— start of Excerpted records —
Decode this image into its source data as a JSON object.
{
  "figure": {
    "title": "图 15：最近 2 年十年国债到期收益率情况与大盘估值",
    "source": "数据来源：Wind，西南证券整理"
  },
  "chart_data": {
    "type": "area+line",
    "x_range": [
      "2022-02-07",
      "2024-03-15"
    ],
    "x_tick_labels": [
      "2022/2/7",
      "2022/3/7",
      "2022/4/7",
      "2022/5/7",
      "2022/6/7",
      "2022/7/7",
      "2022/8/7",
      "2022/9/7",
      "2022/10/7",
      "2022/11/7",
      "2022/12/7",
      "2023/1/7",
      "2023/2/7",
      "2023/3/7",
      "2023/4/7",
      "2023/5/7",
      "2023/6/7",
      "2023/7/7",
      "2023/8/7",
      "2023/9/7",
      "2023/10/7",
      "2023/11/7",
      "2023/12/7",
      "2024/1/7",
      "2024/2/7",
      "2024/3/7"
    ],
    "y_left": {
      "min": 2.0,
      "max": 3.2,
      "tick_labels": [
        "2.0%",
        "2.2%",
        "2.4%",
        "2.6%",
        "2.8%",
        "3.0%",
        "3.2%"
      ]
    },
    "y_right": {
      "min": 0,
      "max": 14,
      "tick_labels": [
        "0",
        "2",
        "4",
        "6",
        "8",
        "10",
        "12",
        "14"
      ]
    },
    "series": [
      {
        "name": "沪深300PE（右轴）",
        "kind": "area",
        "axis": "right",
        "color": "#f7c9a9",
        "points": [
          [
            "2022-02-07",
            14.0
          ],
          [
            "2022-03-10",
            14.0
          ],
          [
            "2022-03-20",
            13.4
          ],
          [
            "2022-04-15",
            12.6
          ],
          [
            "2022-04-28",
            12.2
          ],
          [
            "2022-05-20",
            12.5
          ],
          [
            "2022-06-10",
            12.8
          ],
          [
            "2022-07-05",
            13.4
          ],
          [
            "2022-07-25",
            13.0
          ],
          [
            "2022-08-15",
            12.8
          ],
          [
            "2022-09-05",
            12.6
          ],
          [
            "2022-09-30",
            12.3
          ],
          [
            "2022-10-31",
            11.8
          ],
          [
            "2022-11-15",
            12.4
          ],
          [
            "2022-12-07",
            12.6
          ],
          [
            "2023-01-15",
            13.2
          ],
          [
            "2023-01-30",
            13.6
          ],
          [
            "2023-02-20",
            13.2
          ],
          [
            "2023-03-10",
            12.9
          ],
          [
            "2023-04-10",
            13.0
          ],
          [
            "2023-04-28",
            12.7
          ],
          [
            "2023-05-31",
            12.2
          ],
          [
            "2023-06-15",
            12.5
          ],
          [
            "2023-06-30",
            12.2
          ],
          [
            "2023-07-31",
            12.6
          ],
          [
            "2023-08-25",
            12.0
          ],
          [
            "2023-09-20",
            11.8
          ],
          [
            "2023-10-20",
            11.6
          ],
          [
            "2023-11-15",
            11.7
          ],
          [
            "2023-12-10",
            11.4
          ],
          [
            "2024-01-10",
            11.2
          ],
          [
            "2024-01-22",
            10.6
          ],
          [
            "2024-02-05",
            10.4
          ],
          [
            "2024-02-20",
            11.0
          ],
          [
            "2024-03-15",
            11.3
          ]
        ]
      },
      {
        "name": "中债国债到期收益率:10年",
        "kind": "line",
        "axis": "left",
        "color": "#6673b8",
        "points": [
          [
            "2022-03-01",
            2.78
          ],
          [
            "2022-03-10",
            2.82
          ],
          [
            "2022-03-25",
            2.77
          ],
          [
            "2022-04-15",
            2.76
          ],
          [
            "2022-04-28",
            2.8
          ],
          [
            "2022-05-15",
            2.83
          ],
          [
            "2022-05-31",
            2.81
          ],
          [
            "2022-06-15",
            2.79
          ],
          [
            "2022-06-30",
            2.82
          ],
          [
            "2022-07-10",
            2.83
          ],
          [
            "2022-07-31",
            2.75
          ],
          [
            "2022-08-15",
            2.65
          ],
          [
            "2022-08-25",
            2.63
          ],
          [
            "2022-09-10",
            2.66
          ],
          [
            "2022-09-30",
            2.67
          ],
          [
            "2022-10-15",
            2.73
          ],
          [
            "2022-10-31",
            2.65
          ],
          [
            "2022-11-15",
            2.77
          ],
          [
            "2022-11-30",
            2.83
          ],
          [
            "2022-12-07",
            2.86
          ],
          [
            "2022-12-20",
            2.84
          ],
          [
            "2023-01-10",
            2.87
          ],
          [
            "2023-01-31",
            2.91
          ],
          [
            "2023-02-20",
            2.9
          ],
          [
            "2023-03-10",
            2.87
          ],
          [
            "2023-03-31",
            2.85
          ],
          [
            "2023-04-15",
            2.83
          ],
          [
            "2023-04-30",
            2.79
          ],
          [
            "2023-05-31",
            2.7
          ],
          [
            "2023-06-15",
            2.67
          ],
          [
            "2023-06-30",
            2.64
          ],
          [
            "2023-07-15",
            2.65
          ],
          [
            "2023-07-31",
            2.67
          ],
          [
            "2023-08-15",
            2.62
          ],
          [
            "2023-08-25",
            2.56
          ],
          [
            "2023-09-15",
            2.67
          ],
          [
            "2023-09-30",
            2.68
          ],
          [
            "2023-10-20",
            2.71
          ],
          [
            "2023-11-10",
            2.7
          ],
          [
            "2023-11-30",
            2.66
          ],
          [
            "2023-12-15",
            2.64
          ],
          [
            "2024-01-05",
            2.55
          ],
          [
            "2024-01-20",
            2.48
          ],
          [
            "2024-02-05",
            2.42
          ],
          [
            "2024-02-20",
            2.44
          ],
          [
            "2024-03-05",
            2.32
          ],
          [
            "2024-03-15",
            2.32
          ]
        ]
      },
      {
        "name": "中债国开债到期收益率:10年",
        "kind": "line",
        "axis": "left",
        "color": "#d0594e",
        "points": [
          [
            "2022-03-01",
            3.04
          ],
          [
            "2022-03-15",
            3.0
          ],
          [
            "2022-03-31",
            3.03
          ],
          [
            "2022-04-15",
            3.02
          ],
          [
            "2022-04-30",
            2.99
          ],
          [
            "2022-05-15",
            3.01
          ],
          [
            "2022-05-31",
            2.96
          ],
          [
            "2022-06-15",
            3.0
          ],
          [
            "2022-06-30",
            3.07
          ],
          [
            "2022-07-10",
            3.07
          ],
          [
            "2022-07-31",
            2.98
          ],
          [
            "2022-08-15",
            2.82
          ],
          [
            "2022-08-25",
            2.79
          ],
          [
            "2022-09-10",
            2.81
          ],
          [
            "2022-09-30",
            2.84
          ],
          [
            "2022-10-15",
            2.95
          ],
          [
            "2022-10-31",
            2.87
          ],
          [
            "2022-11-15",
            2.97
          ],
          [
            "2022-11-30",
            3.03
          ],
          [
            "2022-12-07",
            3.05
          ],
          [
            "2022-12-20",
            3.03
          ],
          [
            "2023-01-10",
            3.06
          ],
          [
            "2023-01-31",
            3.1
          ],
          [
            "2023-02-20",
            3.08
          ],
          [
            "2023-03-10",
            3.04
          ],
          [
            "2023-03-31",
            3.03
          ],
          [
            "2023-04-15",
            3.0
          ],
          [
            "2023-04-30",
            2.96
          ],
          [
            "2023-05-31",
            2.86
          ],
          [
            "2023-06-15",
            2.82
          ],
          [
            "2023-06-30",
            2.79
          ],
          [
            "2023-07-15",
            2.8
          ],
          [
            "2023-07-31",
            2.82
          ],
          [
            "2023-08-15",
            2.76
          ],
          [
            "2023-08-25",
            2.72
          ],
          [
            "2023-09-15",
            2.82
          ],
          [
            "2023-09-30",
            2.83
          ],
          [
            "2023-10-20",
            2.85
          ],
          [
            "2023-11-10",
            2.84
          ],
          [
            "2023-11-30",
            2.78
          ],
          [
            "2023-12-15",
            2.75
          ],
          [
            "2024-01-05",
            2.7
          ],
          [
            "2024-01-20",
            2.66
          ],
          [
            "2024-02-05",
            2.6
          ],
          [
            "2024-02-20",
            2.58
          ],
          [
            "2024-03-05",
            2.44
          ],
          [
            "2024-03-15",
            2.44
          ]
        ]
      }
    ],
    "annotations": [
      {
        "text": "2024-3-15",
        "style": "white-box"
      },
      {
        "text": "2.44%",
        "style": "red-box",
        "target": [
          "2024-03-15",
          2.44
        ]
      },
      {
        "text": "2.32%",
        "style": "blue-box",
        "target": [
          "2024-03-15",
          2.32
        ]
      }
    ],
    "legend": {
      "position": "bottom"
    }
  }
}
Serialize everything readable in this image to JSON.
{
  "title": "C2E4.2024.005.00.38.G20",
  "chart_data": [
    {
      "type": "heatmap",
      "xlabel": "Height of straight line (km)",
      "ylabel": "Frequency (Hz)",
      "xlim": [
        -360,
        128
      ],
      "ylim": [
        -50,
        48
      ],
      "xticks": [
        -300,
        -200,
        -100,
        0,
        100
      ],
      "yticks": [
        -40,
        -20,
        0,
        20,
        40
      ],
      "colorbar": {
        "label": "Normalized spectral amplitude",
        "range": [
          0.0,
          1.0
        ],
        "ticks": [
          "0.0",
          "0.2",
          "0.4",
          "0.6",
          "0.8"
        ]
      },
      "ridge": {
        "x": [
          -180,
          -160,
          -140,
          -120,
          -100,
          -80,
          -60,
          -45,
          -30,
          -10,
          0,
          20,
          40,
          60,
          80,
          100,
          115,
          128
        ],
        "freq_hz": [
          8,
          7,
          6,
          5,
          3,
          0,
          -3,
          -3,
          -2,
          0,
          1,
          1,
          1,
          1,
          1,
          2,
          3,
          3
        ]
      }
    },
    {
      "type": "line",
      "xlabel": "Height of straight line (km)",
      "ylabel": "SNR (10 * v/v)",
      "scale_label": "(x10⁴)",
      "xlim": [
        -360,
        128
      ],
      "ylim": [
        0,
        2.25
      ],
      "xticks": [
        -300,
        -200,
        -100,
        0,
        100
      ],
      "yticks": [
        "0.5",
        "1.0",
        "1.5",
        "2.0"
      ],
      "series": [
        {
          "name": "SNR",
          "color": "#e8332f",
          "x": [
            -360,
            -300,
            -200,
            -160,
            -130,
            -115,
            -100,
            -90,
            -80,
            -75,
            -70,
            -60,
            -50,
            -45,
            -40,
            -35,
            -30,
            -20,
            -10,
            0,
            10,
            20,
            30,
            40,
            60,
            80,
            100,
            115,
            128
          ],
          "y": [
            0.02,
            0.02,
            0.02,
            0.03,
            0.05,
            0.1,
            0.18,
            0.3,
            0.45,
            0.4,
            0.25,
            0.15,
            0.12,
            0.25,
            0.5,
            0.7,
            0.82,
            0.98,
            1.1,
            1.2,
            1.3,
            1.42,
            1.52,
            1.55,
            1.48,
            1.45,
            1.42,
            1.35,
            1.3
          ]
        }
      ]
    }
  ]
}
— end of Excerpted records —
• _Exercise details_:
Pull out all lines of the data with the string "type".

• _The output_:
    "type": "area+line",
      "type": "heatmap",
      "type": "line",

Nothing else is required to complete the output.